* Provided entries
★ ★ ★
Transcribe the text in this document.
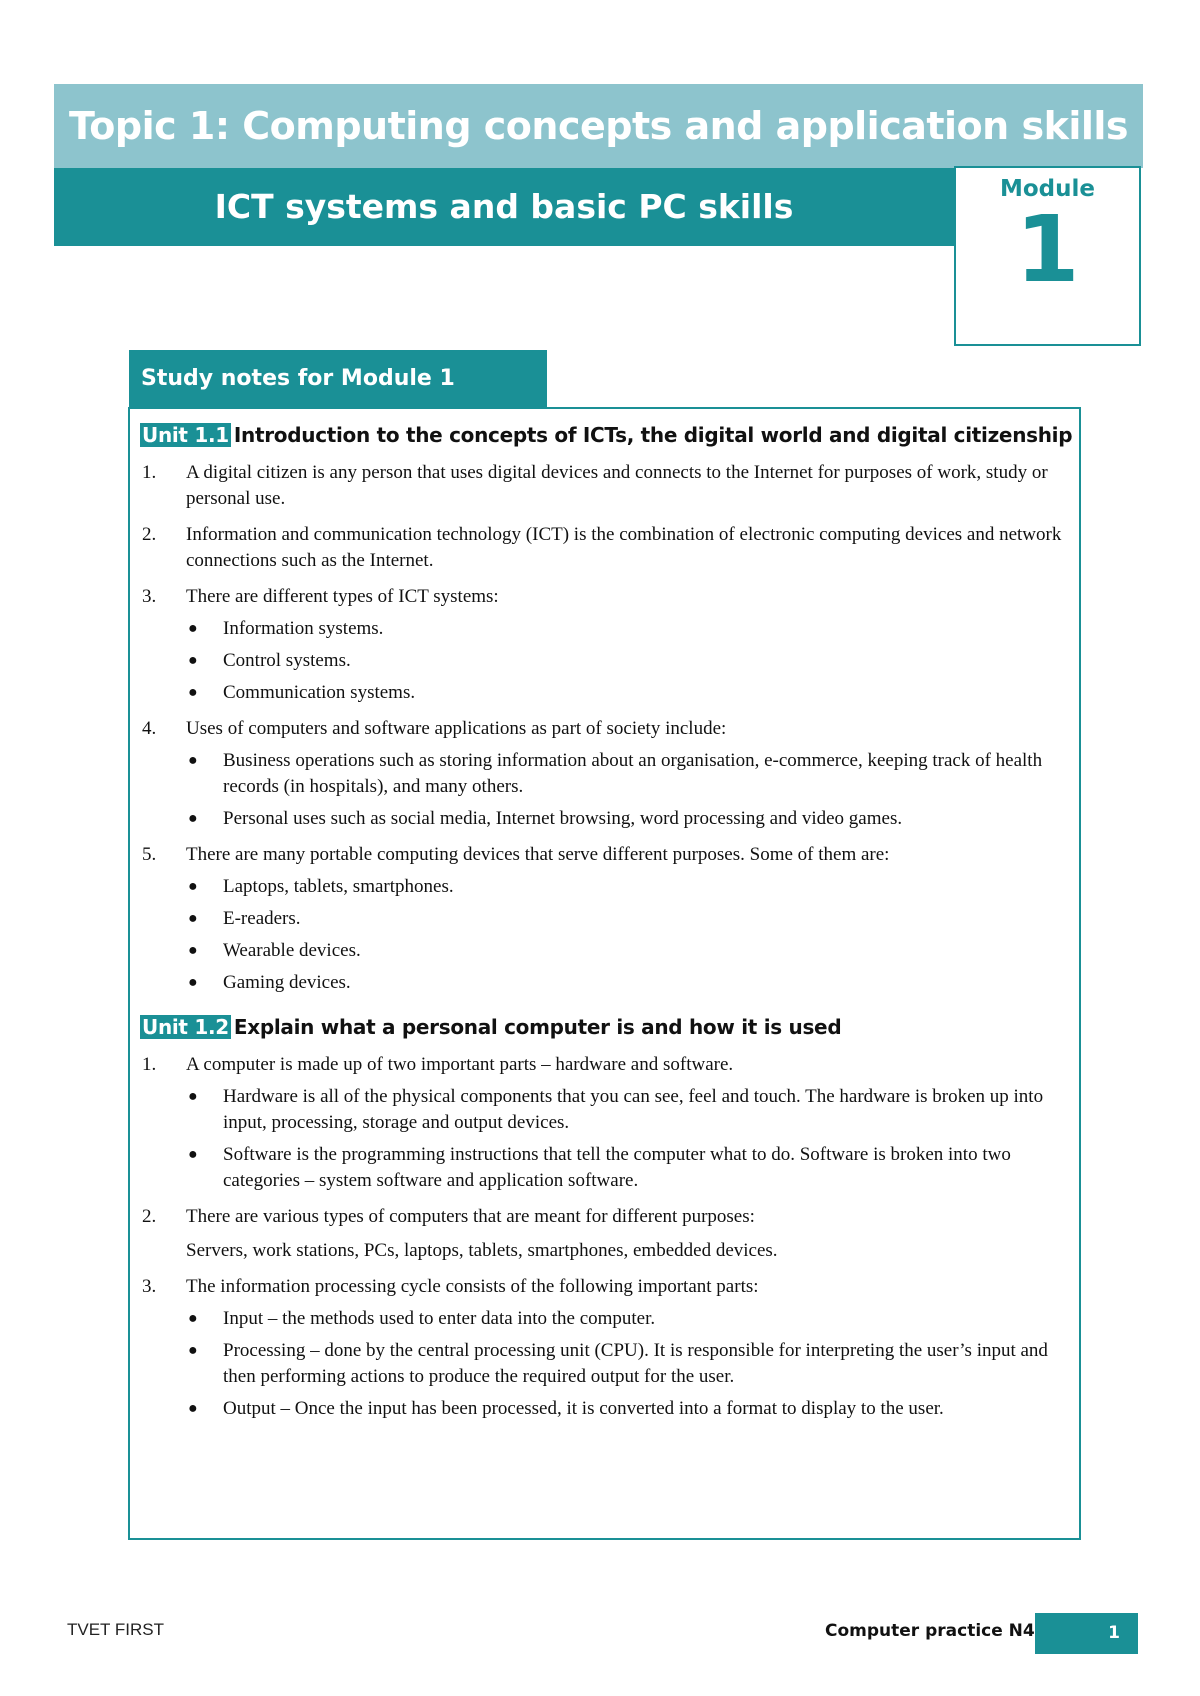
Topic 1: Computing concepts and application skills
ICT systems and basic PC skills	Module
1
Study notes for Module 1
Unit 1.1 Introduction to the concepts of ICTs, the digital world and digital citizenship
1. A digital citizen is any person that uses digital devices and connects to the Internet for purposes of work, study or personal use.
2. Information and communication technology (ICT) is the combination of electronic computing devices and network connections such as the Internet.
3. There are different types of ICT systems:
● Information systems.
● Control systems.
● Communication systems.
4. Uses of computers and software applications as part of society include:
● Business operations such as storing information about an organisation, e-commerce, keeping track of health records (in hospitals), and many others.
● Personal uses such as social media, Internet browsing, word processing and video games.
5. There are many portable computing devices that serve different purposes. Some of them are:
● Laptops, tablets, smartphones.
● E-readers.
● Wearable devices.
● Gaming devices.
Unit 1.2 Explain what a personal computer is and how it is used
1. A computer is made up of two important parts – hardware and software.
● Hardware is all of the physical components that you can see, feel and touch. The hardware is broken up into input, processing, storage and output devices.
● Software is the programming instructions that tell the computer what to do. Software is broken into two categories – system software and application software.
2. There are various types of computers that are meant for different purposes:

Servers, work stations, PCs, laptops, tablets, smartphones, embedded devices.

3. The information processing cycle consists of the following important parts:
● Input – the methods used to enter data into the computer.
● Processing – done by the central processing unit (CPU). It is responsible for interpreting the user’s input and then performing actions to produce the required output for the user.
● Output – Once the input has been processed, it is converted into a format to display to the user.
TVET FIRST	Computer practice N4	1
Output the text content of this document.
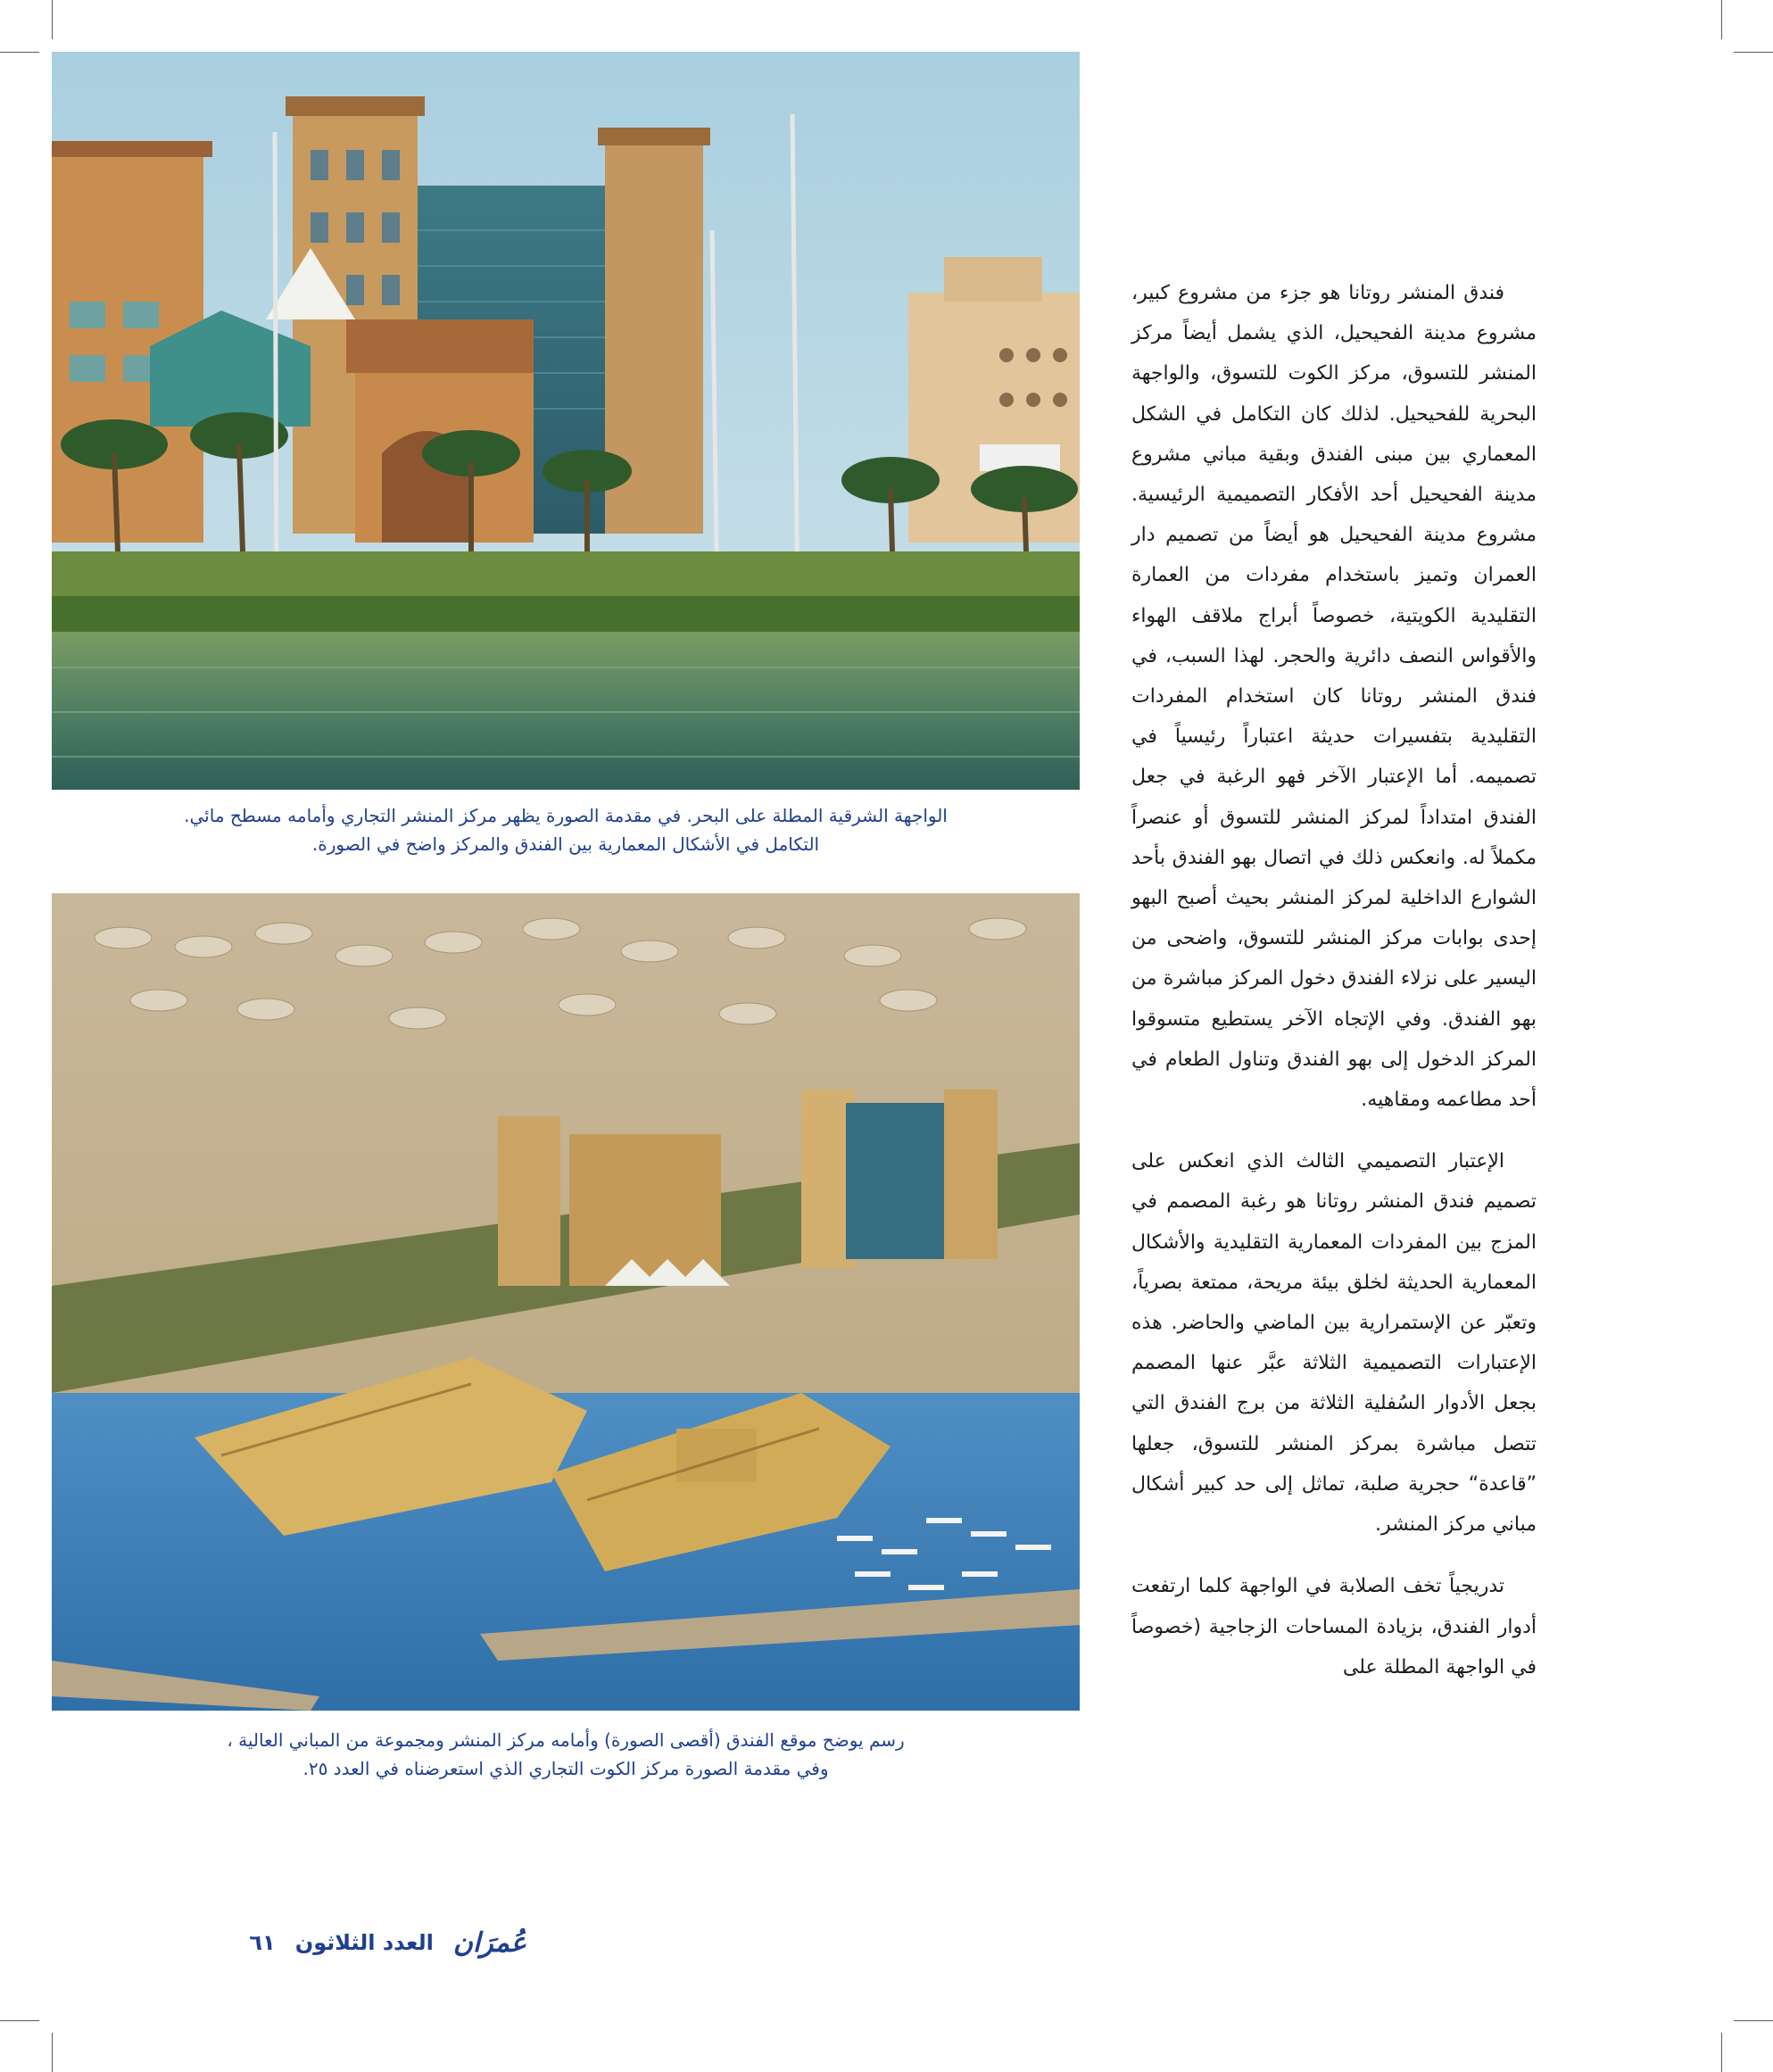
الواجهة الشرقية المطلة على البحر. في مقدمة الصورة يظهر مركز المنشر التجاري وأمامه مسطح مائي.
التكامل في الأشكال المعمارية بين الفندق والمركز واضح في الصورة.
رسم يوضح موقع الفندق (أقصى الصورة) وأمامه مركز المنشر ومجموعة من المباني العالية ،
وفي مقدمة الصورة مركز الكوت التجاري الذي استعرضناه في العدد ٢٥.

فندق المنشر روتانا هو جزء من مشروع كبير، مشروع مدينة الفحيحيل، الذي يشمل أيضاً مركز المنشر للتسوق، مركز الكوت للتسوق، والواجهة البحرية للفحيحيل. لذلك كان التكامل في الشكل المعماري بين مبنى الفندق وبقية مباني مشروع مدينة الفحيحيل أحد الأفكار التصميمية الرئيسية. مشروع مدينة الفحيحيل هو أيضاً من تصميم دار العمران وتميز باستخدام مفردات من العمارة التقليدية الكويتية، خصوصاً أبراج ملاقف الهواء والأقواس النصف دائرية والحجر. لهذا السبب، في فندق المنشر روتانا كان استخدام المفردات التقليدية بتفسيرات حديثة اعتباراً رئيسياً في تصميمه. أما الإعتبار الآخر فهو الرغبة في جعل الفندق امتداداً لمركز المنشر للتسوق أو عنصراً مكملاً له. وانعكس ذلك في اتصال بهو الفندق بأحد الشوارع الداخلية لمركز المنشر بحيث أصبح البهو إحدى بوابات مركز المنشر للتسوق، واضحى من اليسير على نزلاء الفندق دخول المركز مباشرة من بهو الفندق. وفي الإتجاه الآخر يستطيع متسوقوا المركز الدخول إلى بهو الفندق وتناول الطعام في أحد مطاعمه ومقاهيه.

الإعتبار التصميمي الثالث الذي انعكس على تصميم فندق المنشر روتانا هو رغبة المصمم في المزج بين المفردات المعمارية التقليدية والأشكال المعمارية الحديثة لخلق بيئة مريحة، ممتعة بصرياً، وتعبّر عن الإستمرارية بين الماضي والحاضر. هذه الإعتبارات التصميمية الثلاثة عبَّر عنها المصمم بجعل الأدوار السُفلية الثلاثة من برج الفندق التي تتصل مباشرة بمركز المنشر للتسوق، جعلها ”قاعدة“ حجرية صلبة، تماثل إلى حد كبير أشكال مباني مركز المنشر.

تدريجياً تخف الصلابة في الواجهة كلما ارتفعت أدوار الفندق، بزيادة المساحات الزجاجية (خصوصاً في الواجهة المطلة على

عُمرَان
العدد الثلاثون
٦١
★ ★ ★
* Stated goal
Using the records above, retype everything exactly except the pictures.

* Result for this exercise
Transcribe the text in this document.
Topic 1: Computing concepts and application skills
ICT systems and basic PC skills	Module
1
Study notes for Module 1
Unit 1.1 Introduction to the concepts of ICTs, the digital world and digital citizenship
1. A digital citizen is any person that uses digital devices and connects to the Internet for purposes of work, study or personal use.
2. Information and communication technology (ICT) is the combination of electronic computing devices and network connections such as the Internet.
3. There are different types of ICT systems:
● Information systems.
● Control systems.
● Communication systems.
4. Uses of computers and software applications as part of society include:
● Business operations such as storing information about an organisation, e-commerce, keeping track of health records (in hospitals), and many others.
● Personal uses such as social media, Internet browsing, word processing and video games.
5. There are many portable computing devices that serve different purposes. Some of them are:
● Laptops, tablets, smartphones.
● E-readers.
● Wearable devices.
● Gaming devices.
Unit 1.2 Explain what a personal computer is and how it is used
1. A computer is made up of two important parts – hardware and software.
● Hardware is all of the physical components that you can see, feel and touch. The hardware is broken up into input, processing, storage and output devices.
● Software is the programming instructions that tell the computer what to do. Software is broken into two categories – system software and application software.
2. There are various types of computers that are meant for different purposes:

Servers, work stations, PCs, laptops, tablets, smartphones, embedded devices.

3. The information processing cycle consists of the following important parts:
● Input – the methods used to enter data into the computer.
● Processing – done by the central processing unit (CPU). It is responsible for interpreting the user’s input and then performing actions to produce the required output for the user.
● Output – Once the input has been processed, it is converted into a format to display to the user.
TVET FIRST	Computer practice N4	1
Output the text content of this document.
الواجهة الشرقية المطلة على البحر. في مقدمة الصورة يظهر مركز المنشر التجاري وأمامه مسطح مائي.
التكامل في الأشكال المعمارية بين الفندق والمركز واضح في الصورة.
رسم يوضح موقع الفندق (أقصى الصورة) وأمامه مركز المنشر ومجموعة من المباني العالية ،
وفي مقدمة الصورة مركز الكوت التجاري الذي استعرضناه في العدد ٢٥.

فندق المنشر روتانا هو جزء من مشروع كبير، مشروع مدينة الفحيحيل، الذي يشمل أيضاً مركز المنشر للتسوق، مركز الكوت للتسوق، والواجهة البحرية للفحيحيل. لذلك كان التكامل في الشكل المعماري بين مبنى الفندق وبقية مباني مشروع مدينة الفحيحيل أحد الأفكار التصميمية الرئيسية. مشروع مدينة الفحيحيل هو أيضاً من تصميم دار العمران وتميز باستخدام مفردات من العمارة التقليدية الكويتية، خصوصاً أبراج ملاقف الهواء والأقواس النصف دائرية والحجر. لهذا السبب، في فندق المنشر روتانا كان استخدام المفردات التقليدية بتفسيرات حديثة اعتباراً رئيسياً في تصميمه. أما الإعتبار الآخر فهو الرغبة في جعل الفندق امتداداً لمركز المنشر للتسوق أو عنصراً مكملاً له. وانعكس ذلك في اتصال بهو الفندق بأحد الشوارع الداخلية لمركز المنشر بحيث أصبح البهو إحدى بوابات مركز المنشر للتسوق، واضحى من اليسير على نزلاء الفندق دخول المركز مباشرة من بهو الفندق. وفي الإتجاه الآخر يستطيع متسوقوا المركز الدخول إلى بهو الفندق وتناول الطعام في أحد مطاعمه ومقاهيه.

الإعتبار التصميمي الثالث الذي انعكس على تصميم فندق المنشر روتانا هو رغبة المصمم في المزج بين المفردات المعمارية التقليدية والأشكال المعمارية الحديثة لخلق بيئة مريحة، ممتعة بصرياً، وتعبّر عن الإستمرارية بين الماضي والحاضر. هذه الإعتبارات التصميمية الثلاثة عبَّر عنها المصمم بجعل الأدوار السُفلية الثلاثة من برج الفندق التي تتصل مباشرة بمركز المنشر للتسوق، جعلها ”قاعدة“ حجرية صلبة، تماثل إلى حد كبير أشكال مباني مركز المنشر.

تدريجياً تخف الصلابة في الواجهة كلما ارتفعت أدوار الفندق، بزيادة المساحات الزجاجية (خصوصاً في الواجهة المطلة على

عُمرَان
العدد الثلاثون
٦١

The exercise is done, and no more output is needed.